El proletariado y la democracia

 

Durante la década de los años ´70 y la primera parte de los ´80 se dio un repunte de la lucha obrera no sólo en España sino también en el resto de los países europeos y en buena parte de los llamados «atrasados» de la periferia capitalista. Consecuencia de la crisis capitalista de 1.975, que rompió el ciclo alcista de la economía internacional que se reproducía casi sin alteraciones desde el final de la Segunda Guerra Mundial, tuvo lugar una oleada de agitación obrera espoleada por el brusco descenso de las condiciones de existencia del proletariado. La huelga de los estibadores polacos de 1.980, la huelga de FIAT en Italia durante el mismo año o los propios «sucesos de Vitoria» en 1.976, fueron hitos en esta agitación que marcaron, de la misma manera, un cambio de tendencia en las relaciones entre burgueses y proletarios en los principales países capitalistas.

- Datos proporcionados
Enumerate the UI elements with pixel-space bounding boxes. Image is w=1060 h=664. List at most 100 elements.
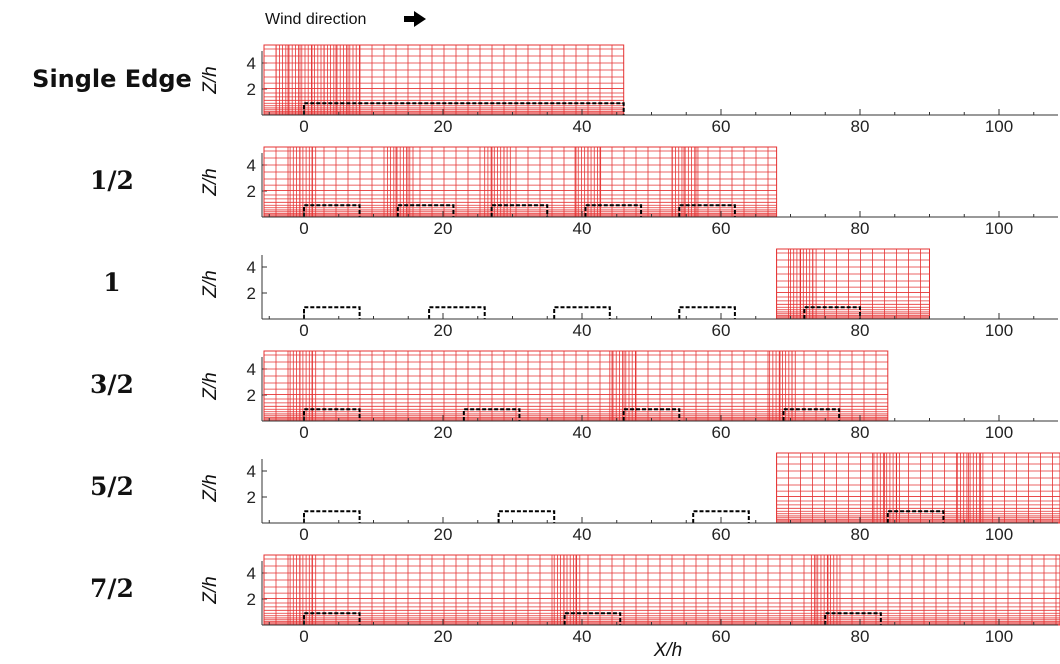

- Instrucciones
A. En el fragmento sobre el proletariado y la democracia, ¿qué hecho rompió el ciclo alcista de la economía internacional?
B. Reproduzca literalmente el pasaje del fragmento sobre el proletariado y la democracia que va desde "Durante la década" hasta "principales países capitalistas.", ambos incluidos.
C. Prosiga el fragmento sobre el proletariado y la democracia a partir de su última oración.

- Respuestas esperadas
A. La crisis capitalista de 1.975.

B.
Durante la década de los años ´70 y la primera parte de los ´80 se dio un repunte de la lucha obrera no sólo en España sino también en el resto de los países europeos y en buena parte de los llamados «atrasados» de la periferia capitalista. Consecuencia de la crisis capitalista de 1.975, que rompió el ciclo alcista de la economía internacional que se reproducía casi sin alteraciones desde el final de la Segunda Guerra Mundial, tuvo lugar una oleada de agitación obrera espoleada por el brusco descenso de las condiciones de existencia del proletariado. La huelga de los estibadores polacos de 1.980, la huelga de FIAT en Italia durante el mismo año o los propios «sucesos de Vitoria» en 1.976, fueron hitos en esta agitación que marcaron, de la misma manera, un cambio de tendencia en las relaciones entre burgueses y proletarios en los principales países capitalistas.

C.
Tras la Segunda Guerra Mundial, en estos países se había impuesto un modelo de colaboración entre clases basado en dos hechos fundamentales. Por una parte, el incremento del beneficio capitalista derivado de la reconstrucción post bélica permitió crear el famoso Estado del Bienestar. En este los proletarios recibían una mínima parte de la ganancia nacional de la burguesía a través de la cual se financió la mejora de su situación atenuando al máximo la tensión social. Por otra parte el prestigio entre los proletarios del estalinismo y de la socialdemocracia, bañados en el oro de la resistencia antifascista, permitían mantener controlada a la mano de obra tanto sobre el terreno de las reivindicaciones inmediatas, donde los nuevos sindicatos tricolores (que habían sustituido a los sindicatos rojos del periodo precedente una vez destruidos estos por el fascismo) mantenían dentro de los límites del respeto a las necesidades de la producción nacional las exigencias obreras, como en el de la lucha política general, donde los partidos estalinistas planteaban la vía democrática para el logro progresivo de mayores cuotas de poder y la defensa de los intereses nacionales como única vía posible de lucha. Estos dos factores estaban íntimamente relacionados: la favorable evolución económica generaba las mejoras sociales para la clase obrera que constituían la base sobre la cual el oportunismo levantaba su política de conciliación nacional y renuncia a la lucha de clase. Las mejoras salariales, la disminución del paro, etc. daban a los proletarios la certeza de que la lucha democrática y etapista era la vía correcta, mientras que la burguesía se encontraba feliz de contar con un aliado tan firme y de tanto prestigio entre los obreros como era el estalinismo.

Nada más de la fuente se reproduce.